— The problem —
The records that follow must be repeated verbatim, every one of them.

— Provided records —
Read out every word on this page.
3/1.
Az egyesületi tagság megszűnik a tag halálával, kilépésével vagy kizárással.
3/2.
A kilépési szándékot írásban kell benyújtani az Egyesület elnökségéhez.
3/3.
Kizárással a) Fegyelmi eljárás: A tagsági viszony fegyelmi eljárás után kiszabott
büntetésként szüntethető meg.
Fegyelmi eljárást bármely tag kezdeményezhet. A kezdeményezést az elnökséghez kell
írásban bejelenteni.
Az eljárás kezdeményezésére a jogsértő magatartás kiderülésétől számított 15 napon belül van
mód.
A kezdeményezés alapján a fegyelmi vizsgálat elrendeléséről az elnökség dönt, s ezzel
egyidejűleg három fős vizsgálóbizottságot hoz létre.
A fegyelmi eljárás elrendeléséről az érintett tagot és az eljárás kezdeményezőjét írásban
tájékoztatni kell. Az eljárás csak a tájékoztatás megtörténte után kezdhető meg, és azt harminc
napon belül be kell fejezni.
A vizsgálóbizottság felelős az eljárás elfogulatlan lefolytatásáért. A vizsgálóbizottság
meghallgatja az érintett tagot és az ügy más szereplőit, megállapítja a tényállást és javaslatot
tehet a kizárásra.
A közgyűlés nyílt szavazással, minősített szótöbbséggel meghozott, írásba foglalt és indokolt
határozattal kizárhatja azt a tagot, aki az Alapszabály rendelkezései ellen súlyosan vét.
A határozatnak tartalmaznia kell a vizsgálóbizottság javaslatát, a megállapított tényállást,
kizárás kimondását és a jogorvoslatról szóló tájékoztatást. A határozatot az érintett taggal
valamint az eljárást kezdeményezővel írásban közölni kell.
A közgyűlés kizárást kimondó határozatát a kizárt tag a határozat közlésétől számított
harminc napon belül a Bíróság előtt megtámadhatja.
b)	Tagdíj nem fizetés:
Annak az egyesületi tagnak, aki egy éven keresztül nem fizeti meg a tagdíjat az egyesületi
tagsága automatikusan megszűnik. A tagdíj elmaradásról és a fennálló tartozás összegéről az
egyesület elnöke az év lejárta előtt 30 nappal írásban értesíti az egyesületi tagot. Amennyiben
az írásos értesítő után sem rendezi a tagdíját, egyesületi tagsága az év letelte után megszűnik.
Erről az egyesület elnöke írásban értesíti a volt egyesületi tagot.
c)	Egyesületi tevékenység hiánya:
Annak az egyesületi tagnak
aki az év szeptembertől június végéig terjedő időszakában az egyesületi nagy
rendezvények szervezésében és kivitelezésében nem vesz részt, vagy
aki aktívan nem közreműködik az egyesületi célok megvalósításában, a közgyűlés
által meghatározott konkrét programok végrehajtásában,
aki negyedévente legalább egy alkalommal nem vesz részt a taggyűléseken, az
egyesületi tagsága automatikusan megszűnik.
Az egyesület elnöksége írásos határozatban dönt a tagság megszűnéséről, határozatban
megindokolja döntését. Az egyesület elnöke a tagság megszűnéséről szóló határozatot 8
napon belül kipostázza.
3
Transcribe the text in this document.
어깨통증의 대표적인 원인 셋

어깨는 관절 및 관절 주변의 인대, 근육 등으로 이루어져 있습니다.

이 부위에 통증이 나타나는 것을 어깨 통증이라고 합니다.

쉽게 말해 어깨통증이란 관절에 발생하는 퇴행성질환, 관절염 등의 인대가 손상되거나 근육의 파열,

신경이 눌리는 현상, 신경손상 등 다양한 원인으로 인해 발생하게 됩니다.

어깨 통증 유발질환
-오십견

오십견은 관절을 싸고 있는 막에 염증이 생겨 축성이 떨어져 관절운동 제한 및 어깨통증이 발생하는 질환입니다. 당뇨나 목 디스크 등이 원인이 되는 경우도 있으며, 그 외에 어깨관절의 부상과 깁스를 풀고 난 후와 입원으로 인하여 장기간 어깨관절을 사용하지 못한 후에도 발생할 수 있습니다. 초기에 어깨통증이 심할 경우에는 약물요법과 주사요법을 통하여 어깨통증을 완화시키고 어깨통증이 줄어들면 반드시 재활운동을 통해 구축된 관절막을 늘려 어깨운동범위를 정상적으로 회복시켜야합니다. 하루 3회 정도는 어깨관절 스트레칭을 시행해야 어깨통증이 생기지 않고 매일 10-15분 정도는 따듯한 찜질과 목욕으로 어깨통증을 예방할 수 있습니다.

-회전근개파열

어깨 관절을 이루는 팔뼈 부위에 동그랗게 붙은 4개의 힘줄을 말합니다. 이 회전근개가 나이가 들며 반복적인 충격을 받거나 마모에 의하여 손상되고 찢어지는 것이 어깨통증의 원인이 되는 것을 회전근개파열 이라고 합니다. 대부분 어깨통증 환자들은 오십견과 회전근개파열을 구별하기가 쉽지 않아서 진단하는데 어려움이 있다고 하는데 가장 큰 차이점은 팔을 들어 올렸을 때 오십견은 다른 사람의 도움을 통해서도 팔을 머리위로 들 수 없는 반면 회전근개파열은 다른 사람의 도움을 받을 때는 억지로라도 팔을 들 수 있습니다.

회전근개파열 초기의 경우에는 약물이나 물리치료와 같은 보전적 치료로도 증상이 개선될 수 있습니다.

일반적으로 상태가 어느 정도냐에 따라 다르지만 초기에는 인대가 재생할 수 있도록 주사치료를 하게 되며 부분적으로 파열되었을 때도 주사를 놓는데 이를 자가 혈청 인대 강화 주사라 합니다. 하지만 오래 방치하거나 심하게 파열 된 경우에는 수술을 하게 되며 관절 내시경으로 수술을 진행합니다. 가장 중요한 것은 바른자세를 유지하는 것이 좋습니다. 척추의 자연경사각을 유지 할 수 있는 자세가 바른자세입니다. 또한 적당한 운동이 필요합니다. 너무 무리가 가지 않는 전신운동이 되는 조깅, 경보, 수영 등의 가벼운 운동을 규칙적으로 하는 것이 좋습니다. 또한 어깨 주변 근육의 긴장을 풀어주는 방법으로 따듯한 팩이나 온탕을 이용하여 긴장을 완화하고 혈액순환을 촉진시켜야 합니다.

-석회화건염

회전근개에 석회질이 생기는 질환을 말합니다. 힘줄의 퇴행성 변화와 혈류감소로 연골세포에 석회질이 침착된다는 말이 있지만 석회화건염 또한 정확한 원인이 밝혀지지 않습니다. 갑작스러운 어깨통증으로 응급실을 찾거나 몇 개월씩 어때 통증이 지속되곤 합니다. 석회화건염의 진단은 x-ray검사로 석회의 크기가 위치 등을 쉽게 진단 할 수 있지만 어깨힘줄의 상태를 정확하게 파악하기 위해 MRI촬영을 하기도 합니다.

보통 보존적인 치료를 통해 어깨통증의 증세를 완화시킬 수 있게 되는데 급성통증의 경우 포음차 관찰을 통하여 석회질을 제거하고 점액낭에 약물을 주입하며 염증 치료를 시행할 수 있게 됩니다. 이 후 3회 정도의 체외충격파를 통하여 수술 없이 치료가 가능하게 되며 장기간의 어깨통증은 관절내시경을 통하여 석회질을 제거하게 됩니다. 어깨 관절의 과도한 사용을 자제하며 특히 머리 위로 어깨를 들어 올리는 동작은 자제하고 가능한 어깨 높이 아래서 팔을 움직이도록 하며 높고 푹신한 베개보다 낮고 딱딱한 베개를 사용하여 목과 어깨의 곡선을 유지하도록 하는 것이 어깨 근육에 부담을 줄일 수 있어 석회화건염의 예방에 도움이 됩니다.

— Exercise output —
Read out every word on this page.
3/1.
Az egyesületi tagság megszűnik a tag halálával, kilépésével vagy kizárással.
3/2.
A kilépési szándékot írásban kell benyújtani az Egyesület elnökségéhez.
3/3.
Kizárással a) Fegyelmi eljárás: A tagsági viszony fegyelmi eljárás után kiszabott
büntetésként szüntethető meg.
Fegyelmi eljárást bármely tag kezdeményezhet. A kezdeményezést az elnökséghez kell
írásban bejelenteni.
Az eljárás kezdeményezésére a jogsértő magatartás kiderülésétől számított 15 napon belül van
mód.
A kezdeményezés alapján a fegyelmi vizsgálat elrendeléséről az elnökség dönt, s ezzel
egyidejűleg három fős vizsgálóbizottságot hoz létre.
A fegyelmi eljárás elrendeléséről az érintett tagot és az eljárás kezdeményezőjét írásban
tájékoztatni kell. Az eljárás csak a tájékoztatás megtörténte után kezdhető meg, és azt harminc
napon belül be kell fejezni.
A vizsgálóbizottság felelős az eljárás elfogulatlan lefolytatásáért. A vizsgálóbizottság
meghallgatja az érintett tagot és az ügy más szereplőit, megállapítja a tényállást és javaslatot
tehet a kizárásra.
A közgyűlés nyílt szavazással, minősített szótöbbséggel meghozott, írásba foglalt és indokolt
határozattal kizárhatja azt a tagot, aki az Alapszabály rendelkezései ellen súlyosan vét.
A határozatnak tartalmaznia kell a vizsgálóbizottság javaslatát, a megállapított tényállást,
kizárás kimondását és a jogorvoslatról szóló tájékoztatást. A határozatot az érintett taggal
valamint az eljárást kezdeményezővel írásban közölni kell.
A közgyűlés kizárást kimondó határozatát a kizárt tag a határozat közlésétől számított
harminc napon belül a Bíróság előtt megtámadhatja.
b)	Tagdíj nem fizetés:
Annak az egyesületi tagnak, aki egy éven keresztül nem fizeti meg a tagdíjat az egyesületi
tagsága automatikusan megszűnik. A tagdíj elmaradásról és a fennálló tartozás összegéről az
egyesület elnöke az év lejárta előtt 30 nappal írásban értesíti az egyesületi tagot. Amennyiben
az írásos értesítő után sem rendezi a tagdíját, egyesületi tagsága az év letelte után megszűnik.
Erről az egyesület elnöke írásban értesíti a volt egyesületi tagot.
c)	Egyesületi tevékenység hiánya:
Annak az egyesületi tagnak
aki az év szeptembertől június végéig terjedő időszakában az egyesületi nagy
rendezvények szervezésében és kivitelezésében nem vesz részt, vagy
aki aktívan nem közreműködik az egyesületi célok megvalósításában, a közgyűlés
által meghatározott konkrét programok végrehajtásában,
aki negyedévente legalább egy alkalommal nem vesz részt a taggyűléseken, az
egyesületi tagsága automatikusan megszűnik.
Az egyesület elnöksége írásos határozatban dönt a tagság megszűnéséről, határozatban
megindokolja döntését. Az egyesület elnöke a tagság megszűnéséről szóló határozatot 8
napon belül kipostázza.
3
Transcribe the text in this document.
어깨통증의 대표적인 원인 셋

어깨는 관절 및 관절 주변의 인대, 근육 등으로 이루어져 있습니다.

이 부위에 통증이 나타나는 것을 어깨 통증이라고 합니다.

쉽게 말해 어깨통증이란 관절에 발생하는 퇴행성질환, 관절염 등의 인대가 손상되거나 근육의 파열,

신경이 눌리는 현상, 신경손상 등 다양한 원인으로 인해 발생하게 됩니다.

어깨 통증 유발질환
-오십견

오십견은 관절을 싸고 있는 막에 염증이 생겨 축성이 떨어져 관절운동 제한 및 어깨통증이 발생하는 질환입니다. 당뇨나 목 디스크 등이 원인이 되는 경우도 있으며, 그 외에 어깨관절의 부상과 깁스를 풀고 난 후와 입원으로 인하여 장기간 어깨관절을 사용하지 못한 후에도 발생할 수 있습니다. 초기에 어깨통증이 심할 경우에는 약물요법과 주사요법을 통하여 어깨통증을 완화시키고 어깨통증이 줄어들면 반드시 재활운동을 통해 구축된 관절막을 늘려 어깨운동범위를 정상적으로 회복시켜야합니다. 하루 3회 정도는 어깨관절 스트레칭을 시행해야 어깨통증이 생기지 않고 매일 10-15분 정도는 따듯한 찜질과 목욕으로 어깨통증을 예방할 수 있습니다.

-회전근개파열

어깨 관절을 이루는 팔뼈 부위에 동그랗게 붙은 4개의 힘줄을 말합니다. 이 회전근개가 나이가 들며 반복적인 충격을 받거나 마모에 의하여 손상되고 찢어지는 것이 어깨통증의 원인이 되는 것을 회전근개파열 이라고 합니다. 대부분 어깨통증 환자들은 오십견과 회전근개파열을 구별하기가 쉽지 않아서 진단하는데 어려움이 있다고 하는데 가장 큰 차이점은 팔을 들어 올렸을 때 오십견은 다른 사람의 도움을 통해서도 팔을 머리위로 들 수 없는 반면 회전근개파열은 다른 사람의 도움을 받을 때는 억지로라도 팔을 들 수 있습니다.

회전근개파열 초기의 경우에는 약물이나 물리치료와 같은 보전적 치료로도 증상이 개선될 수 있습니다.

일반적으로 상태가 어느 정도냐에 따라 다르지만 초기에는 인대가 재생할 수 있도록 주사치료를 하게 되며 부분적으로 파열되었을 때도 주사를 놓는데 이를 자가 혈청 인대 강화 주사라 합니다. 하지만 오래 방치하거나 심하게 파열 된 경우에는 수술을 하게 되며 관절 내시경으로 수술을 진행합니다. 가장 중요한 것은 바른자세를 유지하는 것이 좋습니다. 척추의 자연경사각을 유지 할 수 있는 자세가 바른자세입니다. 또한 적당한 운동이 필요합니다. 너무 무리가 가지 않는 전신운동이 되는 조깅, 경보, 수영 등의 가벼운 운동을 규칙적으로 하는 것이 좋습니다. 또한 어깨 주변 근육의 긴장을 풀어주는 방법으로 따듯한 팩이나 온탕을 이용하여 긴장을 완화하고 혈액순환을 촉진시켜야 합니다.

-석회화건염

회전근개에 석회질이 생기는 질환을 말합니다. 힘줄의 퇴행성 변화와 혈류감소로 연골세포에 석회질이 침착된다는 말이 있지만 석회화건염 또한 정확한 원인이 밝혀지지 않습니다. 갑작스러운 어깨통증으로 응급실을 찾거나 몇 개월씩 어때 통증이 지속되곤 합니다. 석회화건염의 진단은 x-ray검사로 석회의 크기가 위치 등을 쉽게 진단 할 수 있지만 어깨힘줄의 상태를 정확하게 파악하기 위해 MRI촬영을 하기도 합니다.

보통 보존적인 치료를 통해 어깨통증의 증세를 완화시킬 수 있게 되는데 급성통증의 경우 포음차 관찰을 통하여 석회질을 제거하고 점액낭에 약물을 주입하며 염증 치료를 시행할 수 있게 됩니다. 이 후 3회 정도의 체외충격파를 통하여 수술 없이 치료가 가능하게 되며 장기간의 어깨통증은 관절내시경을 통하여 석회질을 제거하게 됩니다. 어깨 관절의 과도한 사용을 자제하며 특히 머리 위로 어깨를 들어 올리는 동작은 자제하고 가능한 어깨 높이 아래서 팔을 움직이도록 하며 높고 푹신한 베개보다 낮고 딱딱한 베개를 사용하여 목과 어깨의 곡선을 유지하도록 하는 것이 어깨 근육에 부담을 줄일 수 있어 석회화건염의 예방에 도움이 됩니다.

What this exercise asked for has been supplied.